- **What needs to be done**: In the listing below, locate the lines that hold the string "screenshot". Copy those lines.

** START Information given **

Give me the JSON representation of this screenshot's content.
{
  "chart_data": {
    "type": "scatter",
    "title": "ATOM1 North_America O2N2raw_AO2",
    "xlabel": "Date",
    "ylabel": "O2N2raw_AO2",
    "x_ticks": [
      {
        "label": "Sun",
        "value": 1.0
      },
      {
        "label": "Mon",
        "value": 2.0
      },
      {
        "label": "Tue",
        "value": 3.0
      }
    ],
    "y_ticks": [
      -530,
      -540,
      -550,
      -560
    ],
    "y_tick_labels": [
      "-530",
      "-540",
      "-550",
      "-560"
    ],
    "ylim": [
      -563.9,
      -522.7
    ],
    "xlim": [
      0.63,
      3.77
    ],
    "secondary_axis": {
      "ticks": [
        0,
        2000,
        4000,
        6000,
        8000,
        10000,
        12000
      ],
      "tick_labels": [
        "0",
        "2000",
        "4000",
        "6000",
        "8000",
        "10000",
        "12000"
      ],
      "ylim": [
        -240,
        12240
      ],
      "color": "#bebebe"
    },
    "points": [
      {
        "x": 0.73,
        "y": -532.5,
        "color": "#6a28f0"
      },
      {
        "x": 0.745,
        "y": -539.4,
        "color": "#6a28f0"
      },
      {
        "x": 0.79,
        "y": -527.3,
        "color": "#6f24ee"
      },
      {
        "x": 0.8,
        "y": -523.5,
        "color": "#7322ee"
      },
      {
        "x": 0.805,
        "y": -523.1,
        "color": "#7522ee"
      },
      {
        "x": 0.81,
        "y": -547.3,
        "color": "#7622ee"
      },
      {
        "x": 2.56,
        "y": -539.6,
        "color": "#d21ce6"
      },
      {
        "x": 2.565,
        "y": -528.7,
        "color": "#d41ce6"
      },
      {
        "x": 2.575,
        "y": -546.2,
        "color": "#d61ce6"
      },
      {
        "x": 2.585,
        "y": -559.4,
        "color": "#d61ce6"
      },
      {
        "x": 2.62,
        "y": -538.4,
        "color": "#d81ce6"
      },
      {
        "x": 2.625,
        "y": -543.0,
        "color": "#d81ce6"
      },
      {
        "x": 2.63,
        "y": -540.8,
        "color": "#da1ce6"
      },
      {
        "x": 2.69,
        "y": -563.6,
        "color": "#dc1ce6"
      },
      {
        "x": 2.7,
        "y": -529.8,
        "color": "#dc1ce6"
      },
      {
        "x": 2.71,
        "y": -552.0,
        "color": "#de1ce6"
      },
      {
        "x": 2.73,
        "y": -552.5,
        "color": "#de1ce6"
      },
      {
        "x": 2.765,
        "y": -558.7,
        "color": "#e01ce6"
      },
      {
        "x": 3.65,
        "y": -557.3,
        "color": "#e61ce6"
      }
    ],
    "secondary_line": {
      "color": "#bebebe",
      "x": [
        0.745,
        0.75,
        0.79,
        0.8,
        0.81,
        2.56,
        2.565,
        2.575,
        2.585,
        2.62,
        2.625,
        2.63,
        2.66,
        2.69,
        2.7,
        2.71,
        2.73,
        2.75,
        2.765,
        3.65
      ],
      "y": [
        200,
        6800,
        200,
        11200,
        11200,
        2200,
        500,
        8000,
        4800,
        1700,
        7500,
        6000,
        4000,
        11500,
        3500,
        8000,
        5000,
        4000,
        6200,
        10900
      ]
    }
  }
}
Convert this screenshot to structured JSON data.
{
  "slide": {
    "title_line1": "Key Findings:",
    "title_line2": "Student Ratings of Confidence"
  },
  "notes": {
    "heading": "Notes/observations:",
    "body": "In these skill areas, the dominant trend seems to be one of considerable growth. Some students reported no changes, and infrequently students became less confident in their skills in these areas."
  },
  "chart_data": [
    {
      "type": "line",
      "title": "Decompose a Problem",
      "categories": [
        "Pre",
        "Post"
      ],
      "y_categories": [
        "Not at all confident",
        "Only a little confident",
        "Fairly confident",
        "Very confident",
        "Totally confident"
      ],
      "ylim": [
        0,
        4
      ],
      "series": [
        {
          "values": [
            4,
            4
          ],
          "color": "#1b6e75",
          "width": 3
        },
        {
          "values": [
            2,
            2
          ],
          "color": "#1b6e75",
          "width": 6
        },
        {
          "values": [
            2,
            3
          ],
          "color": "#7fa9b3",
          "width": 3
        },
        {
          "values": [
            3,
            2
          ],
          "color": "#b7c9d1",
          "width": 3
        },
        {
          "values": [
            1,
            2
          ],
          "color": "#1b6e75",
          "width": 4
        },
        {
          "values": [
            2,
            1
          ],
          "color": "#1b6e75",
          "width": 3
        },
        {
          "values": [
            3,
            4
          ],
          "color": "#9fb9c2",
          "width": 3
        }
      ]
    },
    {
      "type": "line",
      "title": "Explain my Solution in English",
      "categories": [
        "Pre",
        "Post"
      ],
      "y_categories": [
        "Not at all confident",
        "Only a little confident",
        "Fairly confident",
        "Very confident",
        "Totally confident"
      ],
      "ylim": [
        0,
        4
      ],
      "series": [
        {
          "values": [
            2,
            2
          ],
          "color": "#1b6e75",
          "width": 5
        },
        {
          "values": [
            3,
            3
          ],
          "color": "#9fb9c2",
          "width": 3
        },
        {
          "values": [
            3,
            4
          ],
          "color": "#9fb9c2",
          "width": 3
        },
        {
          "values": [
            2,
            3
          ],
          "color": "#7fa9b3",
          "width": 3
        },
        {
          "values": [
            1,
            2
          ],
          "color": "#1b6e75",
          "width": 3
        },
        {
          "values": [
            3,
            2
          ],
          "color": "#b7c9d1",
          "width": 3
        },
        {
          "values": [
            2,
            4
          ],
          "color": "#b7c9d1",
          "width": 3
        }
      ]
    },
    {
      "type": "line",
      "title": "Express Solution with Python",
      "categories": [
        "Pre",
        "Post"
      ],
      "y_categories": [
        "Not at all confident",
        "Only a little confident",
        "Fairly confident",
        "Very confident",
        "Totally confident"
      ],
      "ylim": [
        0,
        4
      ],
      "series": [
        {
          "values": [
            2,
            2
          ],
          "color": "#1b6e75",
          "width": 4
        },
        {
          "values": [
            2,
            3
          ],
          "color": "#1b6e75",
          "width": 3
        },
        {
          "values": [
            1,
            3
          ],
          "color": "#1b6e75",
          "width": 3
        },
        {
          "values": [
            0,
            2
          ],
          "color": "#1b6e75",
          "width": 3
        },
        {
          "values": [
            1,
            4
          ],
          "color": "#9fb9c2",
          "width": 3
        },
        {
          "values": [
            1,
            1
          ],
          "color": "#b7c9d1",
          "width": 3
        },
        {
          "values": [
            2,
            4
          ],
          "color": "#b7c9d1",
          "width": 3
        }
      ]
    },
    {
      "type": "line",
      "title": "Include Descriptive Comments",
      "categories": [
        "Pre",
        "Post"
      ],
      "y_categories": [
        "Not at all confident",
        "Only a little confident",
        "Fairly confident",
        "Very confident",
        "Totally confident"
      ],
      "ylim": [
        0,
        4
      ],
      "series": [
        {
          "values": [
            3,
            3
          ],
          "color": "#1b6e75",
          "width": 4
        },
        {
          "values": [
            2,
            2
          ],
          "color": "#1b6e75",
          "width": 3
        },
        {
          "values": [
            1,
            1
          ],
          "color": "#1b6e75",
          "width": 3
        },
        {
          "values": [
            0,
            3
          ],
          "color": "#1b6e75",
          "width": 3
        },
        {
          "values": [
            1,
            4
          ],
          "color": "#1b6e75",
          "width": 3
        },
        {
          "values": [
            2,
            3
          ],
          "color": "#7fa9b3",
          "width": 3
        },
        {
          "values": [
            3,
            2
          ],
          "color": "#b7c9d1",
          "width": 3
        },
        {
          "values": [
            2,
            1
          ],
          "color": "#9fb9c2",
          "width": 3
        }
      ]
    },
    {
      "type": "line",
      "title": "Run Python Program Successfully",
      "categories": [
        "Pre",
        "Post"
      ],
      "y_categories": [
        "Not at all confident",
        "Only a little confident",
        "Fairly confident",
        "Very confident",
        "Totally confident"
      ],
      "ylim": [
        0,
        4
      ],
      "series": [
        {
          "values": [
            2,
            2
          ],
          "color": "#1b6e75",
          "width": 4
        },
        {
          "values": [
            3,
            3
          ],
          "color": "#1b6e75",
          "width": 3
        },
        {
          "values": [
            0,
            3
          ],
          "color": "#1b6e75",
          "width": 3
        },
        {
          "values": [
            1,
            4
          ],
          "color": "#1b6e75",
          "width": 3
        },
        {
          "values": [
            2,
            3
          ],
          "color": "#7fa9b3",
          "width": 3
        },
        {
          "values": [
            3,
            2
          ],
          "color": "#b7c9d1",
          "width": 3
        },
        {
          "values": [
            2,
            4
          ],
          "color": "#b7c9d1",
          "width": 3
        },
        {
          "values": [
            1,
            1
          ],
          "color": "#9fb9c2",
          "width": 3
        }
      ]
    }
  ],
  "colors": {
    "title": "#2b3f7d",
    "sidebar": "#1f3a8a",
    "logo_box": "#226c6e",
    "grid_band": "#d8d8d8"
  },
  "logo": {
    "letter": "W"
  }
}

** END Information given **

- **The output**:
Give me the JSON representation of this screenshot's content.
Convert this screenshot to structured JSON data.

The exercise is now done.